--- The tasks ---
(A) In the post about mistry, what is the dedicated machine that executes deployment commands called?
(B) Please carry the post about mistry forward, picking up right after its final sentence.

Maintaining a high velocity in development teams requires us to continuously improve our daily workflows. Build pipelines specifically, make up for a big chunk of these workflows since they’re involved whether we’re developing, testing or deploying our code.
At Skroutz it’s not unusual to perform over 30 deployments during the course of a day, while the test suite needs to be run even more frequently. And that’s for the main application only.
As our organization grew, certain build pipelines got slow to the point where they became too disruptive. After all, each minute we’re waiting for a deployment to finish means we can’t work on things that matter.
In this post we will see how these issues led us to create mistry, an open source general-purpose build server.
Background
Our infrastructure is hosted and maintained in-house, so it was a straightforward process to determine where the majority of time was spent during our most critical pipelines.
With proper instrumentation set up, we could start pinpointing significantly slow processes in our daily workflows.
Asset compilation
Asset Pipeline is the Ruby on Rails component that takes care of minifying, concatenating, obfuscating and compressing web assets (mostly JS and CSS files); a process called asset compilation. The compiled asset files are those served to the end users. This can be a slow process depending on the size of the application.
In most conventional Rails setups, asset compilation happens as part of the deployment process. To deploy the main application, we use Capistrano:
Capistrano then takes over and sequentially executes a bunch of commands (copy the new code to application servers, restart services etc.) One of the commands is the following:
This compiles the asset files and saves them to a specific path in the local file system. Eventually the files are copied to the application servers ready to be served to the end users.
In our setup, deployment commands (including asset compilation) are executed by a dedicated machine, unsurprisingly called the Deployer. At a high level, the process is illustrated in the following diagram.
Deployer is a black box for most development teams, which means there is no visibility in the asset compilation process. For example, one cannot easily inspect the assets for development or debugging purposes.

--- Data supplied ---

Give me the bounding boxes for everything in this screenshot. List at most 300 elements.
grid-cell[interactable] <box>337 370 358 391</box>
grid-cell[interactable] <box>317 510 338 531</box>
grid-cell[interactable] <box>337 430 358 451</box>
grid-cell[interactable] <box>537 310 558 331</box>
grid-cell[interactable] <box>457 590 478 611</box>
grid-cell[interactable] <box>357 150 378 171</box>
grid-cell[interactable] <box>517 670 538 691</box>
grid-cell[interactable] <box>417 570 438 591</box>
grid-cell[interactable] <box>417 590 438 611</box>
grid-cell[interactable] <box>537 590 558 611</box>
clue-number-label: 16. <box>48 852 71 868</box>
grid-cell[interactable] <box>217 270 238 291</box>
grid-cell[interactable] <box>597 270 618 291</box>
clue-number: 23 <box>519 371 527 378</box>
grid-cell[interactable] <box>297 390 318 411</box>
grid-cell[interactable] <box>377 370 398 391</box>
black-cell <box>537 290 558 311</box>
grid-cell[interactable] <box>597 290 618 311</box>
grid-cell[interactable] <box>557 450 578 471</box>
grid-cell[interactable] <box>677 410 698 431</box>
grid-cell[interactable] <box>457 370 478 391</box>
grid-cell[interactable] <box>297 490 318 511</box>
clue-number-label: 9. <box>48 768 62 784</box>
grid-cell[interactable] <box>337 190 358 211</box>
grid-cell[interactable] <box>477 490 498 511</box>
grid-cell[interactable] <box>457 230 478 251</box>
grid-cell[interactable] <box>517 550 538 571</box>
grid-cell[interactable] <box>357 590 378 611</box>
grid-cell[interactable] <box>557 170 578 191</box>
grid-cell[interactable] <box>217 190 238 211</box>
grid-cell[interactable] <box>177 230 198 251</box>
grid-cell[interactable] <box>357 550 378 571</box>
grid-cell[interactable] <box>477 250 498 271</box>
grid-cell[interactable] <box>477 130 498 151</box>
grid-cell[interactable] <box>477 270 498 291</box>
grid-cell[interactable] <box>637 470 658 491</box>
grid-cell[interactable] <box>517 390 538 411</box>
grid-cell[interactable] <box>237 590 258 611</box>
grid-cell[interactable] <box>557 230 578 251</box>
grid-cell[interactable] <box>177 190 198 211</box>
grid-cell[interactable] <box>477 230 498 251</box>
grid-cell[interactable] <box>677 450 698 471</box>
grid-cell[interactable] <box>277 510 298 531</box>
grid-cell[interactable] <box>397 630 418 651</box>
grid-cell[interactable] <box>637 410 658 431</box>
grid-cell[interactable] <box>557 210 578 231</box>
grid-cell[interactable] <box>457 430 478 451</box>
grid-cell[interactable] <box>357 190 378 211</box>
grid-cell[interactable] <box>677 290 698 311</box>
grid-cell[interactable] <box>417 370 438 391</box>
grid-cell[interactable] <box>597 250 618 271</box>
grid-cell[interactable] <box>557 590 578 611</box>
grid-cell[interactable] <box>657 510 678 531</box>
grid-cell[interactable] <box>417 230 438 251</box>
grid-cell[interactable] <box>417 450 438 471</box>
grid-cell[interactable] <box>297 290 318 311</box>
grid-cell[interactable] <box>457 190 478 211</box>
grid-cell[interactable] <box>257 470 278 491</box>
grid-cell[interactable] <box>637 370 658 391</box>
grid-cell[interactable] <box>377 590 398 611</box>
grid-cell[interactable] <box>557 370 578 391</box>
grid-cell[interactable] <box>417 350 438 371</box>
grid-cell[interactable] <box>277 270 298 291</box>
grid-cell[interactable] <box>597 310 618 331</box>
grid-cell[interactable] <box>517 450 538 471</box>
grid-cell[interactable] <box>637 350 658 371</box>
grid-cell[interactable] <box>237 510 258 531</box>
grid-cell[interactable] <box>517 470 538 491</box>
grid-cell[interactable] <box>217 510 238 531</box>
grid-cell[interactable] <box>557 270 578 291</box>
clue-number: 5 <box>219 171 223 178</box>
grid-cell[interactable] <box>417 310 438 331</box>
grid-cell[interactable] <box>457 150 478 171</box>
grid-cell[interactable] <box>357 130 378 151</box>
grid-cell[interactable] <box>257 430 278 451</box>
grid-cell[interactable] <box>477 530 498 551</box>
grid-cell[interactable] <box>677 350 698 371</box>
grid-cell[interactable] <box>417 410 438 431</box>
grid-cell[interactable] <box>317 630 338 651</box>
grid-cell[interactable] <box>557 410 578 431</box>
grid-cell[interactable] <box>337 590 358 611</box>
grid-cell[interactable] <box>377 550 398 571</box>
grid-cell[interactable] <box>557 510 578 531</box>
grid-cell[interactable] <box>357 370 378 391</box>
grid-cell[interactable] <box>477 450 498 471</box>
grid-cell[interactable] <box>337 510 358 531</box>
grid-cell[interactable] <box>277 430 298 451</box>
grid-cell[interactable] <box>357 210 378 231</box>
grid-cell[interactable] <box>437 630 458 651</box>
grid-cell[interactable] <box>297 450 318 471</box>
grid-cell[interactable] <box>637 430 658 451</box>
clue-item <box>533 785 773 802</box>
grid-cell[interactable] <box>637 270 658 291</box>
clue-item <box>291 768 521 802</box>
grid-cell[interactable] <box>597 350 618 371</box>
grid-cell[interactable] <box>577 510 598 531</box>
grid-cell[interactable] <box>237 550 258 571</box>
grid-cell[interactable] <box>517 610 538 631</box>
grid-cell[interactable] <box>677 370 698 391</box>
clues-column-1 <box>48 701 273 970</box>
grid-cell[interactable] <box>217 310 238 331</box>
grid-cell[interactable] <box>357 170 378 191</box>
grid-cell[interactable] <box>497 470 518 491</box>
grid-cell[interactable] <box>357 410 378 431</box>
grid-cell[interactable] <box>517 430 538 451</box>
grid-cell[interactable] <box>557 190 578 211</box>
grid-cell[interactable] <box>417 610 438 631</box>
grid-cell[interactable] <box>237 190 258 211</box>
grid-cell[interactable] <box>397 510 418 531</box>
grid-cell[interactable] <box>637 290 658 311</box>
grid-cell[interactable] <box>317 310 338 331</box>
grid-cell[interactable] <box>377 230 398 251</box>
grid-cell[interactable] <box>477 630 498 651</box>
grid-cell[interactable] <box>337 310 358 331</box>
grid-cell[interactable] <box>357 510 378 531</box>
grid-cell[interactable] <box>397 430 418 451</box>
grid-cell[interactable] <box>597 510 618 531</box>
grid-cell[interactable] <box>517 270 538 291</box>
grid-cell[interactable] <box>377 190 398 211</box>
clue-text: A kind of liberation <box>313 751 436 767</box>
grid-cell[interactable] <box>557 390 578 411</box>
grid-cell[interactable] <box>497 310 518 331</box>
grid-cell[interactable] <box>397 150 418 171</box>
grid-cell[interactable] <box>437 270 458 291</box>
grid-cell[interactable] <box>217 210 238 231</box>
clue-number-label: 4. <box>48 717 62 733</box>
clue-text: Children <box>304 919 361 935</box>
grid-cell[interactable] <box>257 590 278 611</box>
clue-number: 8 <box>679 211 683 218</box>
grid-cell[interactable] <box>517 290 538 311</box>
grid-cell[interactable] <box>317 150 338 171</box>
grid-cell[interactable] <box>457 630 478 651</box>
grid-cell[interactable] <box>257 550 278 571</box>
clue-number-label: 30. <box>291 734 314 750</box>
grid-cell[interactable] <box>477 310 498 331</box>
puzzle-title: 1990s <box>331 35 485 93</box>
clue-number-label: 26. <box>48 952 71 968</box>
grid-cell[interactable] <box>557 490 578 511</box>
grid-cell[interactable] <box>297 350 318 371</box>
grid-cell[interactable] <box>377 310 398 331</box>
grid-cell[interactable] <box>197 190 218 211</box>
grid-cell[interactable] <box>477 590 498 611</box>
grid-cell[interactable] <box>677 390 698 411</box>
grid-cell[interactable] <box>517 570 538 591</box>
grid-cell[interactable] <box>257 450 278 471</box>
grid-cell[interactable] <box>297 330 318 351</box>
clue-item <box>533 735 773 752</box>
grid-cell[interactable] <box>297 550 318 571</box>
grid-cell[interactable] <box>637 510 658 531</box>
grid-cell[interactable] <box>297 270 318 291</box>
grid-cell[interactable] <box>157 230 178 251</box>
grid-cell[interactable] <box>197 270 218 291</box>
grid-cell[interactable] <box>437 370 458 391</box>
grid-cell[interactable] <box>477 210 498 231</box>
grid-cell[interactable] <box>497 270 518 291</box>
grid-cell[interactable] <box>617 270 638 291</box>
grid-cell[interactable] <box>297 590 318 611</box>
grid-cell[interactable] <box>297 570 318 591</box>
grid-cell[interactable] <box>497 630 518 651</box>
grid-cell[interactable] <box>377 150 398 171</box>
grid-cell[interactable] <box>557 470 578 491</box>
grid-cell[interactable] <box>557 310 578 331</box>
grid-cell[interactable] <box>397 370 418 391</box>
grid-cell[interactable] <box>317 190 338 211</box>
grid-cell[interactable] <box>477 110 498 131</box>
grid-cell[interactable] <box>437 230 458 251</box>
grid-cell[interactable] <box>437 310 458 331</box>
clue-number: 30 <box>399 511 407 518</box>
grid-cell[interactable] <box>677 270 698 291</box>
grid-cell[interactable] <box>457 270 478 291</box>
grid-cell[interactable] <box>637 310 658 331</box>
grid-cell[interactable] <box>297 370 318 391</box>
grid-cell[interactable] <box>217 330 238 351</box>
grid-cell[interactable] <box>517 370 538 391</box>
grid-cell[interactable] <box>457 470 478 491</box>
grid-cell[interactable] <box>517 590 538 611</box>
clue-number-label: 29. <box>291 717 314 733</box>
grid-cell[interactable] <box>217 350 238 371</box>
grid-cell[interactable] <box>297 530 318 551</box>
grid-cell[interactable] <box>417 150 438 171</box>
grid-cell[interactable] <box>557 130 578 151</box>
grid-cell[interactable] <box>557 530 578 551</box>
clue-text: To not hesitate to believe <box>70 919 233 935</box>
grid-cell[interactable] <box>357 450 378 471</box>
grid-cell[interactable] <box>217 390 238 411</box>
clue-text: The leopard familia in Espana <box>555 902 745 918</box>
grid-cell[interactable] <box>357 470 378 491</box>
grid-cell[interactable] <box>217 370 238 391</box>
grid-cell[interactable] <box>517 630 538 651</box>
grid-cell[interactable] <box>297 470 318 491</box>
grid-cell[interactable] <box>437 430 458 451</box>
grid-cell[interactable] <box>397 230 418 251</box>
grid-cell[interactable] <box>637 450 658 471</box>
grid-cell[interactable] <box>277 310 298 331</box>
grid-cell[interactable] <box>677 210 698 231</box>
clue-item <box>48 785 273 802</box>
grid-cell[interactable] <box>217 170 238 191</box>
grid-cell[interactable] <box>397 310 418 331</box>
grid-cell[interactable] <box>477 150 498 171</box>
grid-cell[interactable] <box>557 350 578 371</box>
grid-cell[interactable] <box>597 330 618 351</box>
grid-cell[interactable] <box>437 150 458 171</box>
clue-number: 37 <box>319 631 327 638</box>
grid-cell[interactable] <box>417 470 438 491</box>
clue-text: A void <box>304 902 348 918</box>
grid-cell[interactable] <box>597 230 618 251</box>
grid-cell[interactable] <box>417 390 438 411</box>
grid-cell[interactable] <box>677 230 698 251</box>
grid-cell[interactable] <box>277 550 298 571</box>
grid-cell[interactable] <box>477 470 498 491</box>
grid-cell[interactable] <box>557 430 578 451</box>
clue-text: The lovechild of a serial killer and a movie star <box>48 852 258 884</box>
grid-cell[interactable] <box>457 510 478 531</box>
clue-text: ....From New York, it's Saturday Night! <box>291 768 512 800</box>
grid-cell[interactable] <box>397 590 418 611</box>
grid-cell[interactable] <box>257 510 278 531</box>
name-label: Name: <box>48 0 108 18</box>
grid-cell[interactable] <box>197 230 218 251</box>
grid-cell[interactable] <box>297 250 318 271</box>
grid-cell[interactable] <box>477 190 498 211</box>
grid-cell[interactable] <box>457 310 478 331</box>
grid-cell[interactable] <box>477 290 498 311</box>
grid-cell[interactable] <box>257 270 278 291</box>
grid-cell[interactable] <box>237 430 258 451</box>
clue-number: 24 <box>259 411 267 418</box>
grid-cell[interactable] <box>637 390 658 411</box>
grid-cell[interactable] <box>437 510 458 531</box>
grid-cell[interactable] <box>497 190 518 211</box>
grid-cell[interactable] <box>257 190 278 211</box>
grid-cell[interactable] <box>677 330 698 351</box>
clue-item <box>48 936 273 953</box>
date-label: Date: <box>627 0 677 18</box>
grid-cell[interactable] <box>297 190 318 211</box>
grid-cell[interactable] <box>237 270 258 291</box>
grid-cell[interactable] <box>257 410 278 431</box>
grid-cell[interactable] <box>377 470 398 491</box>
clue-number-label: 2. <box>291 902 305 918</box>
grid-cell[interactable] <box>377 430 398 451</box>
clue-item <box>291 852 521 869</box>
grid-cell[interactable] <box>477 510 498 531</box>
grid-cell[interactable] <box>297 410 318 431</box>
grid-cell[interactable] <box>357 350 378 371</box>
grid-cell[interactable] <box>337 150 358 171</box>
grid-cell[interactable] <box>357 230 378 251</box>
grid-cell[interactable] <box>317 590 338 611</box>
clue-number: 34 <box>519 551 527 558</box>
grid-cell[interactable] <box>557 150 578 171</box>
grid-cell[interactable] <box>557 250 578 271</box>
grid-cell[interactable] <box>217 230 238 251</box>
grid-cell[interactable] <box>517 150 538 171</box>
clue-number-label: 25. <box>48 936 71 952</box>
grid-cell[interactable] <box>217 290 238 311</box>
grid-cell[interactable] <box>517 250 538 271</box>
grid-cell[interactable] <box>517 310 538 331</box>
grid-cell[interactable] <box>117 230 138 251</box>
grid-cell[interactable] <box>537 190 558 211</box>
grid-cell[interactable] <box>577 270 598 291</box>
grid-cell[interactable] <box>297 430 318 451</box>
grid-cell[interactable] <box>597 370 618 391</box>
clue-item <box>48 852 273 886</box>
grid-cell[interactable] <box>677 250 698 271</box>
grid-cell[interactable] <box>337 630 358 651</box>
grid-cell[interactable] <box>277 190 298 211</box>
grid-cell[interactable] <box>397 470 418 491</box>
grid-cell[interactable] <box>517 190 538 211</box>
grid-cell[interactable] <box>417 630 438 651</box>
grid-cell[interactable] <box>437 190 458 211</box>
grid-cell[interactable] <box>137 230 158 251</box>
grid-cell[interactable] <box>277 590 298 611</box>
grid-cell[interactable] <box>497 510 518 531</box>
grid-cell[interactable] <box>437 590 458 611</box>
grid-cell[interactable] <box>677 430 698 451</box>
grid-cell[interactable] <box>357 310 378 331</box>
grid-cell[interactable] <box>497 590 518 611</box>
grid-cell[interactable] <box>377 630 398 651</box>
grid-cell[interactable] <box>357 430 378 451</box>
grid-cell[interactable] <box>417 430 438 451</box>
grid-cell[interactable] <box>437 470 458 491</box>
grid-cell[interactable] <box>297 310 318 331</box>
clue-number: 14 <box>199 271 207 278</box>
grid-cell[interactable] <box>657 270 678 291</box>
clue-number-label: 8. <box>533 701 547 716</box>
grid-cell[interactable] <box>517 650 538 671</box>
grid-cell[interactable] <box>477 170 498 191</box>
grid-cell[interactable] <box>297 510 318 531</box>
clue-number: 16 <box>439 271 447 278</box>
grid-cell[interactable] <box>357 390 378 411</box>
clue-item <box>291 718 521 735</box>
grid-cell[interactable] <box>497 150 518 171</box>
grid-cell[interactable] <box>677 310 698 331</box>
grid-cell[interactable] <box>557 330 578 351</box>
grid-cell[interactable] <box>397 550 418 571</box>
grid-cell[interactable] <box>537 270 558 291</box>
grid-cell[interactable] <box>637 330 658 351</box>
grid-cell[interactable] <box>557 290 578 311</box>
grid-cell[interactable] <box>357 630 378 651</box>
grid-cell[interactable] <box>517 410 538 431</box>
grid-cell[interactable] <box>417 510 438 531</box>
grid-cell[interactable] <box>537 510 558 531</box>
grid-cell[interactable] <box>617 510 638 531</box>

--- Answers ---
(A) The Deployer.

(B)
Most important is the fact that asset compilation is tightly coupled to the deployment process. This has important ramifications, one of them being the fact that when a revision is deployed to staging and then to production, assets have to be compiled separately each time for both environments, even though the resulting files are identical.
Dependency resolution
Another process significantly slowing down our workflows was dependency resolution.
In order for the main application to boot, its runtime dependencies must be present in the system. This means that CI workers, application servers and engineers must all go through dependency resolution multiple times a day.
Dependencies are essentially Ruby libraries (a.k.a. gems) that are managed by Bundler. Given some files that describe the set of application dependencies along with their version constraints, Bundler decides which gems are needed and downloads them.
A typical Rails monolith contains hundreds of dependencies, which makes dependency resolution a slow process since it involves a lot of network I/O.
The premise
By reflecting on the aforementioned processes, we spotted an opportunity of saving significant amounts of time and resources in a non-disruptive manner; that is, without major changes to our infrastructure or workflows.
We noticed a common pattern among these pipelines: a command is executed with a certain input, we wait until it’s finished and then use its output. The key observation however, is that the output is purely dependent on the input.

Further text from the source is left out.